[Requirements] Go through the records and copy each line where the word "JSON" occurs.

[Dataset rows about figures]
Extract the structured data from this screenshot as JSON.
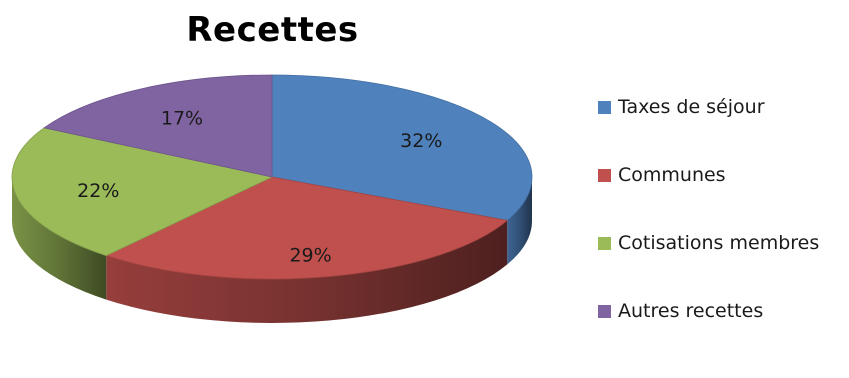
{
  "chart_data": {
    "type": "pie",
    "title": "Recettes",
    "categories": [
      "Taxes de séjour",
      "Communes",
      "Cotisations membres",
      "Autres recettes"
    ],
    "values": [
      32,
      29,
      22,
      17
    ],
    "labels": [
      "32%",
      "29%",
      "22%",
      "17%"
    ],
    "colors": [
      "#4f81bd",
      "#c0504d",
      "#9bbb59",
      "#8064a2"
    ],
    "legend_position": "right",
    "style": "3d"
  }
}
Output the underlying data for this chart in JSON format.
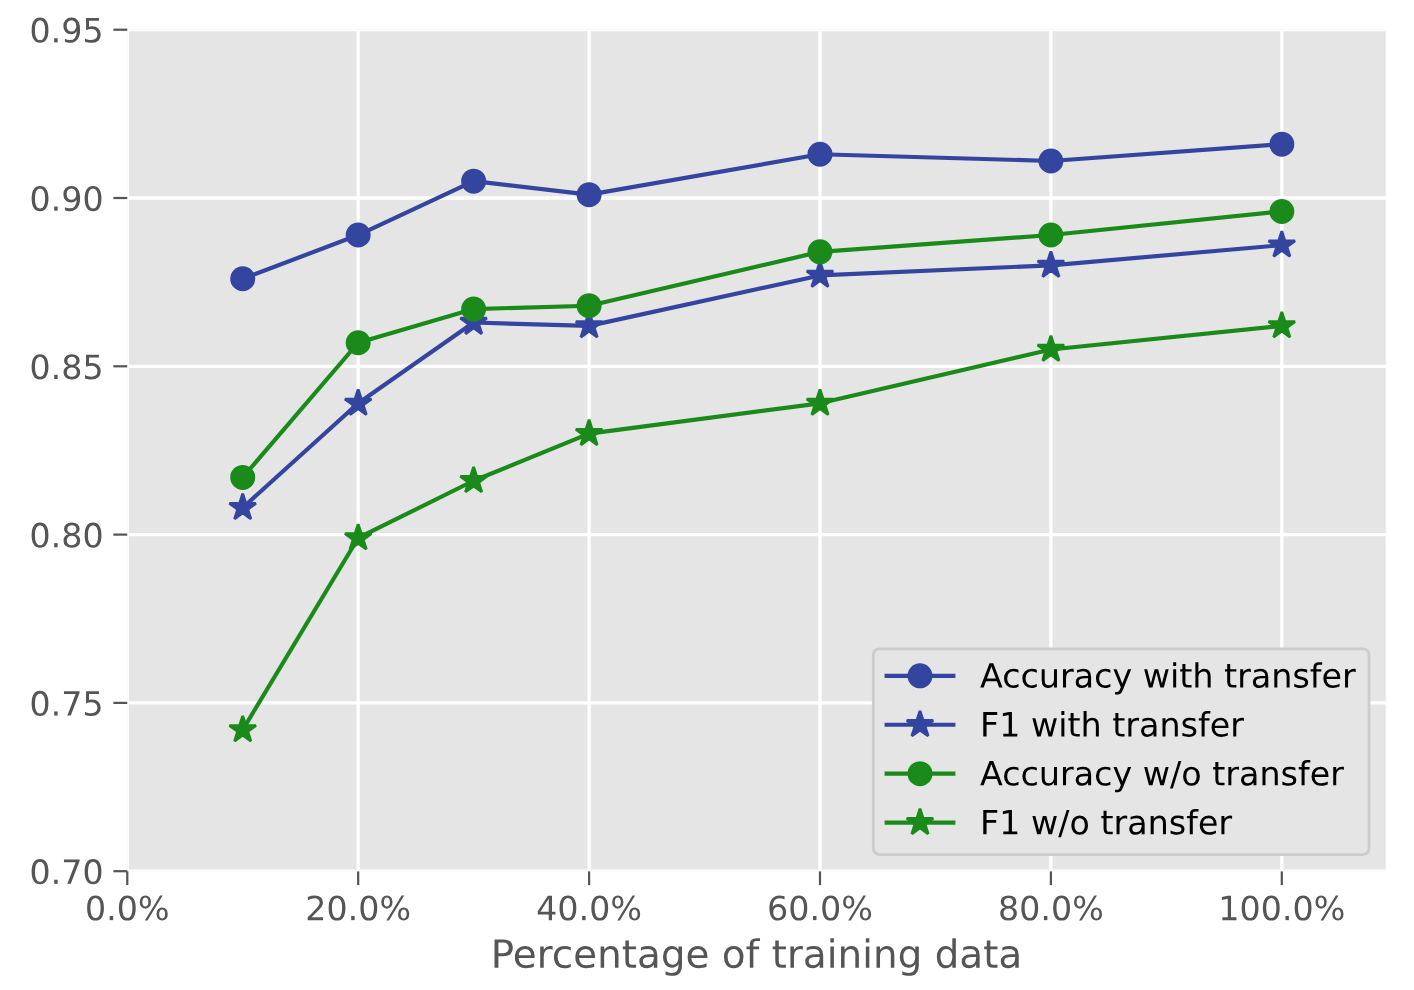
{
  "chart_data": {
    "type": "line",
    "xlabel": "Percentage of training data",
    "x": [
      0.1,
      0.2,
      0.3,
      0.4,
      0.6,
      0.8,
      1.0
    ],
    "series": [
      {
        "name": "Accuracy with transfer",
        "color": "#3445a0",
        "marker": "circle",
        "values": [
          0.876,
          0.889,
          0.905,
          0.901,
          0.913,
          0.911,
          0.916
        ]
      },
      {
        "name": "F1 with transfer",
        "color": "#3445a0",
        "marker": "star",
        "values": [
          0.808,
          0.839,
          0.863,
          0.862,
          0.877,
          0.88,
          0.886
        ]
      },
      {
        "name": "Accuracy w/o transfer",
        "color": "#1a8a1a",
        "marker": "circle",
        "values": [
          0.817,
          0.857,
          0.867,
          0.868,
          0.884,
          0.889,
          0.896
        ]
      },
      {
        "name": "F1 w/o transfer",
        "color": "#1a8a1a",
        "marker": "star",
        "values": [
          0.742,
          0.799,
          0.816,
          0.83,
          0.839,
          0.855,
          0.862
        ]
      }
    ],
    "xlim": [
      0,
      1.09
    ],
    "xticks": [
      {
        "value": 0,
        "label": "0.0%"
      },
      {
        "value": 0.2,
        "label": "20.0%"
      },
      {
        "value": 0.4,
        "label": "40.0%"
      },
      {
        "value": 0.6,
        "label": "60.0%"
      },
      {
        "value": 0.8,
        "label": "80.0%"
      },
      {
        "value": 1.0,
        "label": "100.0%"
      }
    ],
    "ylim": [
      0.7,
      0.95
    ],
    "yticks": [
      {
        "value": 0.7,
        "label": "0.70"
      },
      {
        "value": 0.75,
        "label": "0.75"
      },
      {
        "value": 0.8,
        "label": "0.80"
      },
      {
        "value": 0.85,
        "label": "0.85"
      },
      {
        "value": 0.9,
        "label": "0.90"
      },
      {
        "value": 0.95,
        "label": "0.95"
      }
    ],
    "grid": true,
    "legend": "bottom right",
    "line_style": "solid"
  }
}
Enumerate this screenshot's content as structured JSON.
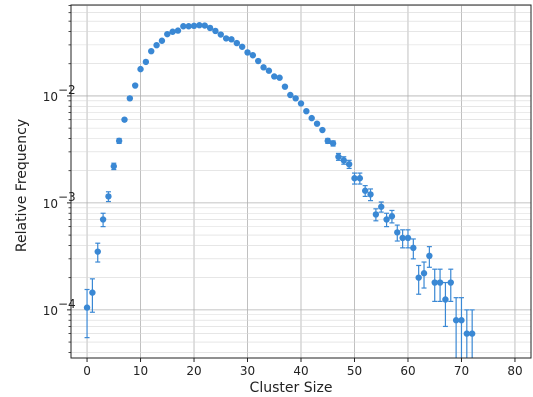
{
  "chart_data": {
    "type": "scatter",
    "title": "",
    "xlabel": "Cluster Size",
    "ylabel": "Relative Frequency",
    "xlim": [
      -3,
      83
    ],
    "ylim_log10": [
      -4.45,
      -1.15
    ],
    "yscale": "log",
    "grid": "both",
    "x_ticks": [
      0,
      10,
      20,
      30,
      40,
      50,
      60,
      70,
      80
    ],
    "x_tick_labels": [
      "0",
      "10",
      "20",
      "30",
      "40",
      "50",
      "60",
      "70",
      "80"
    ],
    "y_ticks": [
      0.0001,
      0.001,
      0.01
    ],
    "y_tick_labels": [
      "10",
      "10",
      "10"
    ],
    "y_tick_exponents": [
      "−4",
      "−3",
      "−2"
    ],
    "marker_color": "#3a88d4",
    "series": [
      {
        "points": [
          {
            "x": 0,
            "y": 0.000105,
            "lo": 5.5e-05,
            "hi": 0.000155
          },
          {
            "x": 1,
            "y": 0.000145,
            "lo": 9.5e-05,
            "hi": 0.000195
          },
          {
            "x": 2,
            "y": 0.00035,
            "lo": 0.00028,
            "hi": 0.00042
          },
          {
            "x": 3,
            "y": 0.0007,
            "lo": 0.0006,
            "hi": 0.0008
          },
          {
            "x": 4,
            "y": 0.00115,
            "lo": 0.00103,
            "hi": 0.00127
          },
          {
            "x": 5,
            "y": 0.0022,
            "lo": 0.00205,
            "hi": 0.00235
          },
          {
            "x": 6,
            "y": 0.0038,
            "lo": 0.0036,
            "hi": 0.004
          },
          {
            "x": 7,
            "y": 0.006,
            "lo": 0.0058,
            "hi": 0.0062
          },
          {
            "x": 8,
            "y": 0.0095,
            "lo": 0.0093,
            "hi": 0.0097
          },
          {
            "x": 9,
            "y": 0.0125
          },
          {
            "x": 10,
            "y": 0.0178
          },
          {
            "x": 11,
            "y": 0.0208
          },
          {
            "x": 12,
            "y": 0.0262
          },
          {
            "x": 13,
            "y": 0.0298
          },
          {
            "x": 14,
            "y": 0.0328
          },
          {
            "x": 15,
            "y": 0.0378
          },
          {
            "x": 16,
            "y": 0.0398
          },
          {
            "x": 17,
            "y": 0.0408
          },
          {
            "x": 18,
            "y": 0.0448
          },
          {
            "x": 19,
            "y": 0.0448
          },
          {
            "x": 20,
            "y": 0.0452
          },
          {
            "x": 21,
            "y": 0.0458
          },
          {
            "x": 22,
            "y": 0.0455
          },
          {
            "x": 23,
            "y": 0.0432
          },
          {
            "x": 24,
            "y": 0.0405
          },
          {
            "x": 25,
            "y": 0.0375
          },
          {
            "x": 26,
            "y": 0.0345
          },
          {
            "x": 27,
            "y": 0.0338
          },
          {
            "x": 28,
            "y": 0.0312
          },
          {
            "x": 29,
            "y": 0.0288
          },
          {
            "x": 30,
            "y": 0.0255
          },
          {
            "x": 31,
            "y": 0.024
          },
          {
            "x": 32,
            "y": 0.0212
          },
          {
            "x": 33,
            "y": 0.0185
          },
          {
            "x": 34,
            "y": 0.0172
          },
          {
            "x": 35,
            "y": 0.0152
          },
          {
            "x": 36,
            "y": 0.0148
          },
          {
            "x": 37,
            "y": 0.0122
          },
          {
            "x": 38,
            "y": 0.0102
          },
          {
            "x": 39,
            "y": 0.0095
          },
          {
            "x": 40,
            "y": 0.0085
          },
          {
            "x": 41,
            "y": 0.0072
          },
          {
            "x": 42,
            "y": 0.0062
          },
          {
            "x": 43,
            "y": 0.0055
          },
          {
            "x": 44,
            "y": 0.0048
          },
          {
            "x": 45,
            "y": 0.0038,
            "lo": 0.0036,
            "hi": 0.004
          },
          {
            "x": 46,
            "y": 0.0036,
            "lo": 0.0034,
            "hi": 0.0038
          },
          {
            "x": 47,
            "y": 0.0027,
            "lo": 0.0025,
            "hi": 0.0029
          },
          {
            "x": 48,
            "y": 0.0025,
            "lo": 0.0023,
            "hi": 0.0027
          },
          {
            "x": 49,
            "y": 0.0023,
            "lo": 0.0021,
            "hi": 0.0025
          },
          {
            "x": 50,
            "y": 0.0017,
            "lo": 0.0015,
            "hi": 0.0019
          },
          {
            "x": 51,
            "y": 0.0017,
            "lo": 0.0015,
            "hi": 0.0019
          },
          {
            "x": 52,
            "y": 0.0013,
            "lo": 0.00115,
            "hi": 0.00145
          },
          {
            "x": 53,
            "y": 0.0012,
            "lo": 0.00105,
            "hi": 0.00135
          },
          {
            "x": 54,
            "y": 0.00078,
            "lo": 0.00068,
            "hi": 0.00088
          },
          {
            "x": 55,
            "y": 0.00092,
            "lo": 0.00082,
            "hi": 0.00102
          },
          {
            "x": 56,
            "y": 0.0007,
            "lo": 0.0006,
            "hi": 0.0008
          },
          {
            "x": 57,
            "y": 0.00075,
            "lo": 0.00065,
            "hi": 0.00085
          },
          {
            "x": 58,
            "y": 0.00053,
            "lo": 0.00044,
            "hi": 0.00062
          },
          {
            "x": 59,
            "y": 0.00047,
            "lo": 0.00038,
            "hi": 0.00056
          },
          {
            "x": 60,
            "y": 0.00047,
            "lo": 0.00038,
            "hi": 0.00056
          },
          {
            "x": 61,
            "y": 0.00038,
            "lo": 0.0003,
            "hi": 0.00046
          },
          {
            "x": 62,
            "y": 0.0002,
            "lo": 0.00014,
            "hi": 0.00026
          },
          {
            "x": 63,
            "y": 0.00022,
            "lo": 0.00016,
            "hi": 0.00028
          },
          {
            "x": 64,
            "y": 0.00032,
            "lo": 0.00025,
            "hi": 0.00039
          },
          {
            "x": 65,
            "y": 0.00018,
            "lo": 0.00012,
            "hi": 0.00024
          },
          {
            "x": 66,
            "y": 0.00018,
            "lo": 0.00012,
            "hi": 0.00024
          },
          {
            "x": 67,
            "y": 0.000125,
            "lo": 7e-05,
            "hi": 0.00018
          },
          {
            "x": 68,
            "y": 0.00018,
            "lo": 0.00012,
            "hi": 0.00024
          },
          {
            "x": 69,
            "y": 8e-05,
            "lo": 3e-05,
            "hi": 0.00013
          },
          {
            "x": 70,
            "y": 8e-05,
            "lo": 3e-05,
            "hi": 0.00013
          },
          {
            "x": 71,
            "y": 6e-05,
            "lo": 2e-05,
            "hi": 0.0001
          },
          {
            "x": 72,
            "y": 6e-05,
            "lo": 2e-05,
            "hi": 0.0001
          }
        ]
      }
    ]
  }
}
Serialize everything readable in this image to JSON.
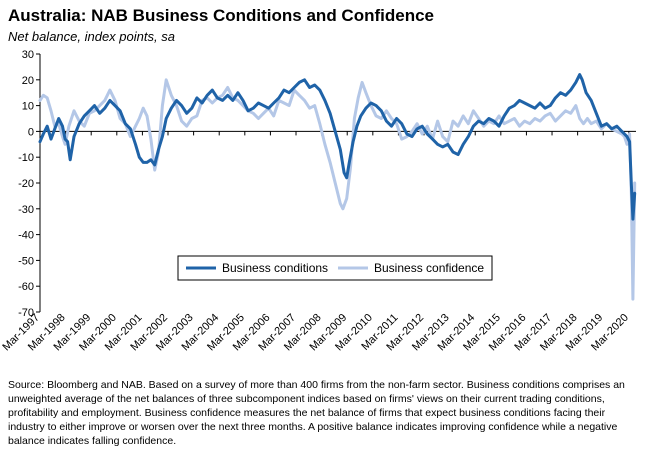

[Completed task]
Extract the structured data from this screenshot as JSON.
Output the underlying data for this chart in JSON format.
Enumerate this screenshot's content as structured JSON.
Serialize everything readable in this image to JSON.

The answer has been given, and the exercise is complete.